# TASK TO COMPLETE
What is the number of lines containing the string "background"? Answer with the number only.

== RECORDS SHOWN

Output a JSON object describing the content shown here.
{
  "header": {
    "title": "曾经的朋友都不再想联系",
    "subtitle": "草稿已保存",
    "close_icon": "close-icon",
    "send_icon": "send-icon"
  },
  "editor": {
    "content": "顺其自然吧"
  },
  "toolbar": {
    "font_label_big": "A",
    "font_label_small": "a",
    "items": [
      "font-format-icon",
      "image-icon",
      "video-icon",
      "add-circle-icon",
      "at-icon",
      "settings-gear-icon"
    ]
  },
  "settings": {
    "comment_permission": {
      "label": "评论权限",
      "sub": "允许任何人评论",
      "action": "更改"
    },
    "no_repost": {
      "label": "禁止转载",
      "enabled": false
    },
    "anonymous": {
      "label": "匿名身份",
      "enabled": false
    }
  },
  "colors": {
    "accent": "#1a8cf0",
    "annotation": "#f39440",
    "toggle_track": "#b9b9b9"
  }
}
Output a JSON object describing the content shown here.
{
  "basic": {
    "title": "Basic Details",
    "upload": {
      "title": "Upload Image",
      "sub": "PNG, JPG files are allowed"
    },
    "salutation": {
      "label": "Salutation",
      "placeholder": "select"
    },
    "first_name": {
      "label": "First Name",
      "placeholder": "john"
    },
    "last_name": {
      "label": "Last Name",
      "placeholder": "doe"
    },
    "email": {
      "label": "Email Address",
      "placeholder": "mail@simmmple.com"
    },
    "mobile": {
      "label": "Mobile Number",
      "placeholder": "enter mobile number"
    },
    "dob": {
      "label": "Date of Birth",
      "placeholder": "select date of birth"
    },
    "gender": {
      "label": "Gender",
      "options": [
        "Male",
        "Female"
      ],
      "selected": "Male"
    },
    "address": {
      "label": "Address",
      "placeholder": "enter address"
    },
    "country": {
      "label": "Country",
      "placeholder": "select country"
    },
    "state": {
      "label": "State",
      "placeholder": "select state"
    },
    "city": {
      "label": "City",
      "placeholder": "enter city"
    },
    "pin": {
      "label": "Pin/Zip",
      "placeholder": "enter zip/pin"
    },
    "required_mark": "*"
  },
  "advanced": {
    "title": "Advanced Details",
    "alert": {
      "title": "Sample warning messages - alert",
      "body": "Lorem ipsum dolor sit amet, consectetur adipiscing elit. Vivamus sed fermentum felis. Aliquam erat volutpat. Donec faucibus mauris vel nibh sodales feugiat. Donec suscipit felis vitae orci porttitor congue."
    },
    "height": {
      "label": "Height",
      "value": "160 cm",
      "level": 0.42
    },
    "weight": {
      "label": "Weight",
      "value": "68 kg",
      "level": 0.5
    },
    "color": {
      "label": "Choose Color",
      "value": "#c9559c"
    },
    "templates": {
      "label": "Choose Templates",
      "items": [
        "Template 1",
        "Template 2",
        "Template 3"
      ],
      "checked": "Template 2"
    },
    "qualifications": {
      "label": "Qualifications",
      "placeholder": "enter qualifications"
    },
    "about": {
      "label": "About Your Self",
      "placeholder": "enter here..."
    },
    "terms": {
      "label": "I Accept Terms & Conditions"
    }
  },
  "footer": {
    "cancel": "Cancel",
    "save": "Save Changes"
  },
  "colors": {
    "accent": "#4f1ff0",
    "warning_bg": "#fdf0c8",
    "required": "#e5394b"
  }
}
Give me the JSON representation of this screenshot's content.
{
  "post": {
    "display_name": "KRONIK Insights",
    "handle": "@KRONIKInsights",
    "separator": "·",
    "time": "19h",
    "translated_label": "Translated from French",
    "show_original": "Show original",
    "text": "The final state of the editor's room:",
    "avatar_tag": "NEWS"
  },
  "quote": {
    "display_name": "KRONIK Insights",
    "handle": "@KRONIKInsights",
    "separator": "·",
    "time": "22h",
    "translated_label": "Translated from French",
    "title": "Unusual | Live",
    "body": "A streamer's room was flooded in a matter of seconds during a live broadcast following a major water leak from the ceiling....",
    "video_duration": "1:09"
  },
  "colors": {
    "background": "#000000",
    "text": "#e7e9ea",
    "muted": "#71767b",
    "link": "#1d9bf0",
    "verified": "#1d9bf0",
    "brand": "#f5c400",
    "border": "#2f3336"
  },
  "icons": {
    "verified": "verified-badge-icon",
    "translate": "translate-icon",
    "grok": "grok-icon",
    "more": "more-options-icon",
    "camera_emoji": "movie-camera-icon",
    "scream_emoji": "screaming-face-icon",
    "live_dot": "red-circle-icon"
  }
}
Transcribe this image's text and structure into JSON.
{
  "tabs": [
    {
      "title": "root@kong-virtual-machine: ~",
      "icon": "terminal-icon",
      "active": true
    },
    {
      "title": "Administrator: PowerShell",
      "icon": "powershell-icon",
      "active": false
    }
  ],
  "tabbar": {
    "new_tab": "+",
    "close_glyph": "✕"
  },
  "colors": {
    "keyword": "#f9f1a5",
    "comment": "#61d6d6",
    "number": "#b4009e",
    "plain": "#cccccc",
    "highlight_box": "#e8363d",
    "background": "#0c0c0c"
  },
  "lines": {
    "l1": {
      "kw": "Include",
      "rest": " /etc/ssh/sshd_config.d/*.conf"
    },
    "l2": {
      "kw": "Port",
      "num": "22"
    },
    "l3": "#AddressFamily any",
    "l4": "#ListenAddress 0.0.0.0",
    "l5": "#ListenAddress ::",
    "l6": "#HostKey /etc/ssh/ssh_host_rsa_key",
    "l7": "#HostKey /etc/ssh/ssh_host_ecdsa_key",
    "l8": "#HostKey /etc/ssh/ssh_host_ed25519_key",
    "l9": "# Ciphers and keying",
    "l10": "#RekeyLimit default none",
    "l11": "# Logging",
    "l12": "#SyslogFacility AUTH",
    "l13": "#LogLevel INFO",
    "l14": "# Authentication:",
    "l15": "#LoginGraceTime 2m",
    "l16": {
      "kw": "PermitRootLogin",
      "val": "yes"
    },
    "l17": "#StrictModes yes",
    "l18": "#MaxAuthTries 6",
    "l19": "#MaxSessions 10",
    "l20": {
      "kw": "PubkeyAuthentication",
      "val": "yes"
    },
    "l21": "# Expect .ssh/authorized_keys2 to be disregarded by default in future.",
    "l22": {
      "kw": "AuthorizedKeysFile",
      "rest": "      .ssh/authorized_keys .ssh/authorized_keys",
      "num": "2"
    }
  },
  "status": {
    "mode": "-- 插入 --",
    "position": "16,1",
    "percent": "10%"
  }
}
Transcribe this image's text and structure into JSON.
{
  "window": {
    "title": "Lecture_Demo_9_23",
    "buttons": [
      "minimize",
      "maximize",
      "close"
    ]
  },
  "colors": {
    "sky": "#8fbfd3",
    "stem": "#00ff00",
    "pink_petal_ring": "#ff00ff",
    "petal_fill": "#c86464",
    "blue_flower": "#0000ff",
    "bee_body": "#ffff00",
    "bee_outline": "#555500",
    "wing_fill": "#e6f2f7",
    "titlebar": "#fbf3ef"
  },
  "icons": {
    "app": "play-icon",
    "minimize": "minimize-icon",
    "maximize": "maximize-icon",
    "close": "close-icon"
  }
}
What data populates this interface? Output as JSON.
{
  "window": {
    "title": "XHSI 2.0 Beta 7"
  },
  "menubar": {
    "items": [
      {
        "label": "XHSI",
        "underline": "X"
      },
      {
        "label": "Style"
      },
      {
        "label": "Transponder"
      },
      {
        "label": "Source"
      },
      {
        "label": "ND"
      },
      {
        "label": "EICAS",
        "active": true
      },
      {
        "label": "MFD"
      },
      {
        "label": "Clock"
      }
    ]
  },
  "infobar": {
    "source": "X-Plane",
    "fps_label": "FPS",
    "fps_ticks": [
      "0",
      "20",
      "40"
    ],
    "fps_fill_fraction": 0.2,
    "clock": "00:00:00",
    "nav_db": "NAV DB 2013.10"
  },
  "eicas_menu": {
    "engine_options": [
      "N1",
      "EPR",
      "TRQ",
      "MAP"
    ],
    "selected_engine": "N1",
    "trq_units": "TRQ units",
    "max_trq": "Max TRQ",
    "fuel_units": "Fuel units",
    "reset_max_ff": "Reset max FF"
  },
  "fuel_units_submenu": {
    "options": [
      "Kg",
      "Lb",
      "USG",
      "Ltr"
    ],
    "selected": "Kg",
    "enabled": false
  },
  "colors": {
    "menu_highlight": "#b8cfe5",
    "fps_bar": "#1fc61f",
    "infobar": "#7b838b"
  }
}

====

# REPLY TO THE EXERCISE
2